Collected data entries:

###

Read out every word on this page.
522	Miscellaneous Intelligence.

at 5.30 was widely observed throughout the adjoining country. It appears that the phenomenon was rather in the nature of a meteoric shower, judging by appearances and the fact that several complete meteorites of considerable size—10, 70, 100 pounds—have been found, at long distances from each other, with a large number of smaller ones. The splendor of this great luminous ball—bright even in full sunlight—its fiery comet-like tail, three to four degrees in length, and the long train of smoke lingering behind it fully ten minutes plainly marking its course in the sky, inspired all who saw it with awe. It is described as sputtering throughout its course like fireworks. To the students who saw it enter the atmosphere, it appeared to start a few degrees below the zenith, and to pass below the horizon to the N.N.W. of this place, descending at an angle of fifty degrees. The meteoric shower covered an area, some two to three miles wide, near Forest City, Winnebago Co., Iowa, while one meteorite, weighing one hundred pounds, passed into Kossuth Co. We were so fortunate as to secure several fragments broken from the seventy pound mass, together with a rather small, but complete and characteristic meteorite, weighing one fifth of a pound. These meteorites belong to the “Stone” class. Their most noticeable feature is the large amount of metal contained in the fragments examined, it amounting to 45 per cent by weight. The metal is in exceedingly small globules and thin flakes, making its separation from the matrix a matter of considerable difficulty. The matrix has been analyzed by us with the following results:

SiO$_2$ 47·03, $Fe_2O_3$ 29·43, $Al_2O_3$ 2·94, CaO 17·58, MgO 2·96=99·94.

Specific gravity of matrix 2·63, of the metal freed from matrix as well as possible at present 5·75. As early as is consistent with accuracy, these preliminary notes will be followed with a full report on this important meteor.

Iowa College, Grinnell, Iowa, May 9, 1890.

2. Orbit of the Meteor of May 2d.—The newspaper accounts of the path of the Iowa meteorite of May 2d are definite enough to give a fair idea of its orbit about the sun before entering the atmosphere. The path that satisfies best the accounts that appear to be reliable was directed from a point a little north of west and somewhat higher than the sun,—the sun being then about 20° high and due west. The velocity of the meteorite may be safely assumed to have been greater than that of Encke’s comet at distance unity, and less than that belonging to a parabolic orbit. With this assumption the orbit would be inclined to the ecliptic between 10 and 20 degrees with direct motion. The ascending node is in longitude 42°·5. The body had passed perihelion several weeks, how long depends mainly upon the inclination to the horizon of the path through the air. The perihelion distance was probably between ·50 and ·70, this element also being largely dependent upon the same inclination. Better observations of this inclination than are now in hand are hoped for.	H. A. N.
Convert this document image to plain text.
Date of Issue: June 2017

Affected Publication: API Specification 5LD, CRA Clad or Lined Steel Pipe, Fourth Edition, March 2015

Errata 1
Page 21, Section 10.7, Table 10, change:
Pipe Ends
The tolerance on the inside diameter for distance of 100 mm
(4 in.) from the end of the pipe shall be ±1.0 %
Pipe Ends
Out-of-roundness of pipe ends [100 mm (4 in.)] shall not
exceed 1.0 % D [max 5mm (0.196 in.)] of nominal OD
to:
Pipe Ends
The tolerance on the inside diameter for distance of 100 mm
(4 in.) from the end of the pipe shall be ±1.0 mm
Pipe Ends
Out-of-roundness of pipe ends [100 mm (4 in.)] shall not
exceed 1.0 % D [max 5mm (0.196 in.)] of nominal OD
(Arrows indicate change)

###

Task details: Print every record exactly as it was given.

Answer for the task:
Read out every word on this page.
522	Miscellaneous Intelligence.

at 5.30 was widely observed throughout the adjoining country. It appears that the phenomenon was rather in the nature of a meteoric shower, judging by appearances and the fact that several complete meteorites of considerable size—10, 70, 100 pounds—have been found, at long distances from each other, with a large number of smaller ones. The splendor of this great luminous ball—bright even in full sunlight—its fiery comet-like tail, three to four degrees in length, and the long train of smoke lingering behind it fully ten minutes plainly marking its course in the sky, inspired all who saw it with awe. It is described as sputtering throughout its course like fireworks. To the students who saw it enter the atmosphere, it appeared to start a few degrees below the zenith, and to pass below the horizon to the N.N.W. of this place, descending at an angle of fifty degrees. The meteoric shower covered an area, some two to three miles wide, near Forest City, Winnebago Co., Iowa, while one meteorite, weighing one hundred pounds, passed into Kossuth Co. We were so fortunate as to secure several fragments broken from the seventy pound mass, together with a rather small, but complete and characteristic meteorite, weighing one fifth of a pound. These meteorites belong to the “Stone” class. Their most noticeable feature is the large amount of metal contained in the fragments examined, it amounting to 45 per cent by weight. The metal is in exceedingly small globules and thin flakes, making its separation from the matrix a matter of considerable difficulty. The matrix has been analyzed by us with the following results:

SiO$_2$ 47·03, $Fe_2O_3$ 29·43, $Al_2O_3$ 2·94, CaO 17·58, MgO 2·96=99·94.

Specific gravity of matrix 2·63, of the metal freed from matrix as well as possible at present 5·75. As early as is consistent with accuracy, these preliminary notes will be followed with a full report on this important meteor.

Iowa College, Grinnell, Iowa, May 9, 1890.

2. Orbit of the Meteor of May 2d.—The newspaper accounts of the path of the Iowa meteorite of May 2d are definite enough to give a fair idea of its orbit about the sun before entering the atmosphere. The path that satisfies best the accounts that appear to be reliable was directed from a point a little north of west and somewhat higher than the sun,—the sun being then about 20° high and due west. The velocity of the meteorite may be safely assumed to have been greater than that of Encke’s comet at distance unity, and less than that belonging to a parabolic orbit. With this assumption the orbit would be inclined to the ecliptic between 10 and 20 degrees with direct motion. The ascending node is in longitude 42°·5. The body had passed perihelion several weeks, how long depends mainly upon the inclination to the horizon of the path through the air. The perihelion distance was probably between ·50 and ·70, this element also being largely dependent upon the same inclination. Better observations of this inclination than are now in hand are hoped for.	H. A. N.
Convert this document image to plain text.
Date of Issue: June 2017

Affected Publication: API Specification 5LD, CRA Clad or Lined Steel Pipe, Fourth Edition, March 2015

Errata 1
Page 21, Section 10.7, Table 10, change:
Pipe Ends
The tolerance on the inside diameter for distance of 100 mm
(4 in.) from the end of the pipe shall be ±1.0 %
Pipe Ends
Out-of-roundness of pipe ends [100 mm (4 in.)] shall not
exceed 1.0 % D [max 5mm (0.196 in.)] of nominal OD
to:
Pipe Ends
The tolerance on the inside diameter for distance of 100 mm
(4 in.) from the end of the pipe shall be ±1.0 mm
Pipe Ends
Out-of-roundness of pipe ends [100 mm (4 in.)] shall not
exceed 1.0 % D [max 5mm (0.196 in.)] of nominal OD
(Arrows indicate change)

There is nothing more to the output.